_Prompt_. From the records, pick out and copy each line containing "mleka".

_Information given_.
******
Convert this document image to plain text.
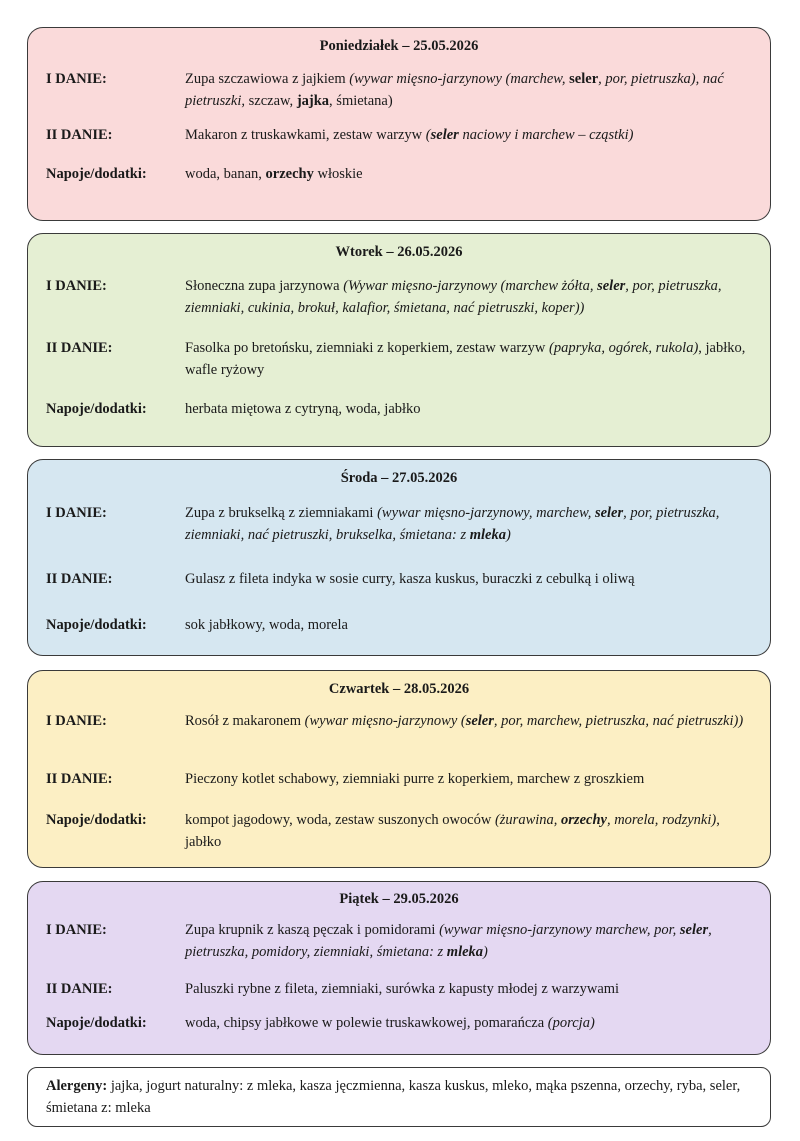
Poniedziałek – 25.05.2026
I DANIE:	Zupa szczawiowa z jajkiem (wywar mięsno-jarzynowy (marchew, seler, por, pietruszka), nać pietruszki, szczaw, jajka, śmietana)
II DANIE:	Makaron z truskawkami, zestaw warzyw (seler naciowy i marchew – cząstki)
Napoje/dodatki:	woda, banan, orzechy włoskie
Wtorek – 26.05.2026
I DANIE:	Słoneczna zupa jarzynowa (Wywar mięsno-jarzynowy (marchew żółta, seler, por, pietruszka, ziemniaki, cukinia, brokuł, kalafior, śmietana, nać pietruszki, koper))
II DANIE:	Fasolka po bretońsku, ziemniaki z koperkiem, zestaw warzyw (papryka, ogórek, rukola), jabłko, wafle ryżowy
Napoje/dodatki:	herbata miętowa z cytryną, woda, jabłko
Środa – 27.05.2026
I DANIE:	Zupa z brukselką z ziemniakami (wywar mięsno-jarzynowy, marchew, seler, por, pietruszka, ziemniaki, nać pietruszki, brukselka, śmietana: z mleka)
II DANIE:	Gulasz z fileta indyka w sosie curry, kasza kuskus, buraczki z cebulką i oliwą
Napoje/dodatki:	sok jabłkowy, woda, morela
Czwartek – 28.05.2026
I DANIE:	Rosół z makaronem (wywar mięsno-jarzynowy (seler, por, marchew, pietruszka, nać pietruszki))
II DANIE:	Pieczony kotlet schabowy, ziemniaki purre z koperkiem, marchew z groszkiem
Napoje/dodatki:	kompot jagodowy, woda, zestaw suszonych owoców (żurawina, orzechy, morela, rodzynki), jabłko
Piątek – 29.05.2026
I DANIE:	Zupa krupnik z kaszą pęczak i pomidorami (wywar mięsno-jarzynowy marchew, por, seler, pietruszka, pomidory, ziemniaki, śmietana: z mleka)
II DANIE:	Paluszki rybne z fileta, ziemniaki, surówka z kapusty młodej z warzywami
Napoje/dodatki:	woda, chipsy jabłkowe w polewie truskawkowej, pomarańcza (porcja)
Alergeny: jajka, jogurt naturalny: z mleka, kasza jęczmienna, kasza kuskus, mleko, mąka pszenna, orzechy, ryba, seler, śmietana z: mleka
******
_Solution to the exercise_.
I DANIE:	Zupa z brukselką z ziemniakami (wywar mięsno-jarzynowy, marchew, seler, por, pietruszka, ziemniaki, nać pietruszki, brukselka, śmietana: z mleka)
I DANIE:	Zupa krupnik z kaszą pęczak i pomidorami (wywar mięsno-jarzynowy marchew, por, seler, pietruszka, pomidory, ziemniaki, śmietana: z mleka)
Alergeny: jajka, jogurt naturalny: z mleka, kasza jęczmienna, kasza kuskus, mleko, mąka pszenna, orzechy, ryba, seler, śmietana z: mleka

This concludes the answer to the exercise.